EXERCISE —
Pull every "Review" line out of the data below.

SOURCE MATERIAL —

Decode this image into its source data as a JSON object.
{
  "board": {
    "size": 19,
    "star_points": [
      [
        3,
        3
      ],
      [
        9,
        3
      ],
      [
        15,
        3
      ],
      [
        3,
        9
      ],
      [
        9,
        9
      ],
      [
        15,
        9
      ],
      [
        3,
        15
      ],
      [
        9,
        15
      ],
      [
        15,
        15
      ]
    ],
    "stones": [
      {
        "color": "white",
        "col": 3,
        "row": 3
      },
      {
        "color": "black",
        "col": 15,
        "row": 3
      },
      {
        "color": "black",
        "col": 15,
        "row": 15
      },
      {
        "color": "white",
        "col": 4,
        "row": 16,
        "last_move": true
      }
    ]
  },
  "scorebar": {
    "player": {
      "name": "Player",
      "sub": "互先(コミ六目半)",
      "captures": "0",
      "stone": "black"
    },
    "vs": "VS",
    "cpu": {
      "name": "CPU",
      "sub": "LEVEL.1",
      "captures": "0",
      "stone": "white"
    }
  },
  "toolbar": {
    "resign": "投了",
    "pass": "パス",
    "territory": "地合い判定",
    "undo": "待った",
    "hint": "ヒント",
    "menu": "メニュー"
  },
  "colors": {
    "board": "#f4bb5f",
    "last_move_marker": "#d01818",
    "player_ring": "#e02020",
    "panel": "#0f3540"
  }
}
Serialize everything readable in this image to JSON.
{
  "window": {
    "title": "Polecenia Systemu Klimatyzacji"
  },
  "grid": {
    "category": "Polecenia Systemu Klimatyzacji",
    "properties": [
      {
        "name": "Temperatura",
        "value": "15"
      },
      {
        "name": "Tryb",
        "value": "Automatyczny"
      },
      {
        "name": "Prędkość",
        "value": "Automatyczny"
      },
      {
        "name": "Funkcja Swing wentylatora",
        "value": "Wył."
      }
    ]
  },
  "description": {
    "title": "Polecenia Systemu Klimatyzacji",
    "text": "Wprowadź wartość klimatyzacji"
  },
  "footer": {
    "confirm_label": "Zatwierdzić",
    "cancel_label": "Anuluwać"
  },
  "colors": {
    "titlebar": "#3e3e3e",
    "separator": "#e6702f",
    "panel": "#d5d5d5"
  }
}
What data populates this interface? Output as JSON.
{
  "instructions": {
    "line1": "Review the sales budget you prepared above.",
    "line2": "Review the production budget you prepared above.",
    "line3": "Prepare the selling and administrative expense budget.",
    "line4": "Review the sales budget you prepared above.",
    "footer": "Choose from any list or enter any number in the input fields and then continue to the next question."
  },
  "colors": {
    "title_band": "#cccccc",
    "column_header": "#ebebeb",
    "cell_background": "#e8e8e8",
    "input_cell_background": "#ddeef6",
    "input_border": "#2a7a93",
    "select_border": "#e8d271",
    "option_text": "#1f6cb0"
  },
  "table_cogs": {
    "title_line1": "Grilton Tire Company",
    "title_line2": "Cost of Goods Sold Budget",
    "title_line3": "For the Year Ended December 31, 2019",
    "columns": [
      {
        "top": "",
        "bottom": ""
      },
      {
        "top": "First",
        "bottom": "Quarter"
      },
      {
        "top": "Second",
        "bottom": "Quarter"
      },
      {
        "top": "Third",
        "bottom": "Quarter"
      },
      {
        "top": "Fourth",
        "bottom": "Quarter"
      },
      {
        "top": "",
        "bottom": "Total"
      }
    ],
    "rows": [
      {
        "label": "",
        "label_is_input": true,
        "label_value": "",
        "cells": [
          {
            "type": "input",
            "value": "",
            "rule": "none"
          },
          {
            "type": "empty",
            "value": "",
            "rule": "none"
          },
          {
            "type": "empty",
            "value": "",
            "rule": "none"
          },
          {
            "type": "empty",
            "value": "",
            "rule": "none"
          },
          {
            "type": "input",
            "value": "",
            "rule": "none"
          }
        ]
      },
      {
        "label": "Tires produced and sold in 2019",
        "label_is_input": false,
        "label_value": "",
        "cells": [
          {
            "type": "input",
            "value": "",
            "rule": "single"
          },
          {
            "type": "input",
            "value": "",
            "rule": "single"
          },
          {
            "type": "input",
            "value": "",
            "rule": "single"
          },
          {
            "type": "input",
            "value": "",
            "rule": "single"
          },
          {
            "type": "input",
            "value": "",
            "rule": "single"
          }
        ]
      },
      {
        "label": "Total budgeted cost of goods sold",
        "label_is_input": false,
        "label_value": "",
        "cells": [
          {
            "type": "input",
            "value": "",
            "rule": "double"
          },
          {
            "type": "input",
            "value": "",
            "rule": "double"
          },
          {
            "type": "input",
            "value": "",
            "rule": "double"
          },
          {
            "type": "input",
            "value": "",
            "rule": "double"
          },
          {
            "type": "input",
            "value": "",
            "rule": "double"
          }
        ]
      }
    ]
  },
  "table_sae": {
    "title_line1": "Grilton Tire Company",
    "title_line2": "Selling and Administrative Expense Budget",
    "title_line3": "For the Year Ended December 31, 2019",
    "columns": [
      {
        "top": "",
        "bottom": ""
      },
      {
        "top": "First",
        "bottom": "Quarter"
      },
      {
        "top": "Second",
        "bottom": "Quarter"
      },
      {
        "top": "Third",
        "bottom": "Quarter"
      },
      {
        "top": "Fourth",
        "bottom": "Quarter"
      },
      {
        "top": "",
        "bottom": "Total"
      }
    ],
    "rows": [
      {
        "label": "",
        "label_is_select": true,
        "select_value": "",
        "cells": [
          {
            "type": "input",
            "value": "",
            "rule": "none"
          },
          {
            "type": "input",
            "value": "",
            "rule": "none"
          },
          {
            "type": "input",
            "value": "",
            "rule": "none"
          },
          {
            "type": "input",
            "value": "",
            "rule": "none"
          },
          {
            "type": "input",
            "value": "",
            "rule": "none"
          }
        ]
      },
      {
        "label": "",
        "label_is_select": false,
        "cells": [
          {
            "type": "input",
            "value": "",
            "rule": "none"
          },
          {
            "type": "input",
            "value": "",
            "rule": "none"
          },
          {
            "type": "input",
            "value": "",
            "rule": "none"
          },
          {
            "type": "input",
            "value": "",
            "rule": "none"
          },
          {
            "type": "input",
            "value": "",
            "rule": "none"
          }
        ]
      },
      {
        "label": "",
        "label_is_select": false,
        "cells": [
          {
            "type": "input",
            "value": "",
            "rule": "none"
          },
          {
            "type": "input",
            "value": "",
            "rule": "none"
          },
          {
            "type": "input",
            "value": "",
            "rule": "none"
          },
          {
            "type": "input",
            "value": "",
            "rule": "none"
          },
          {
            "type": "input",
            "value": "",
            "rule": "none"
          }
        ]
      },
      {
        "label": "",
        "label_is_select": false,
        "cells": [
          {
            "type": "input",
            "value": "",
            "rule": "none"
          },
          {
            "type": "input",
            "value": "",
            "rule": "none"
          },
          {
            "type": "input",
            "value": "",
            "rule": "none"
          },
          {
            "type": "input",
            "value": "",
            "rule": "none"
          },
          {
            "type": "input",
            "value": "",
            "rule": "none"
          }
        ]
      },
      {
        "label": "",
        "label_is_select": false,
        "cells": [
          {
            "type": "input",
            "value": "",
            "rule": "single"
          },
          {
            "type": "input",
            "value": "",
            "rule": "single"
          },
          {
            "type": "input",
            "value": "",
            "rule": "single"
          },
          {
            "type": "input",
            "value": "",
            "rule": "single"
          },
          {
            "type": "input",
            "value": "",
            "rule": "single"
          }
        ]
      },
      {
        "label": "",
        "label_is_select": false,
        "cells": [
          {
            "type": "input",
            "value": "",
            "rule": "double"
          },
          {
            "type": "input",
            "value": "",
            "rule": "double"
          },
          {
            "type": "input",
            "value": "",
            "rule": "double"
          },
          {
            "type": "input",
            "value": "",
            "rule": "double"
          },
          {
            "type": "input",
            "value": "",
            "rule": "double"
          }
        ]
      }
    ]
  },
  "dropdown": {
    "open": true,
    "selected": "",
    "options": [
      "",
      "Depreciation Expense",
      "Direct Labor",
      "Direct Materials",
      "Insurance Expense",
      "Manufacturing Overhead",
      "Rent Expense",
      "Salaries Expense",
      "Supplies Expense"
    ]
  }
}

OUTPUT FOR THIS TASK —
    "line1": "Review the sales budget you prepared above.",
    "line2": "Review the production budget you prepared above.",
    "line4": "Review the sales budget you prepared above.",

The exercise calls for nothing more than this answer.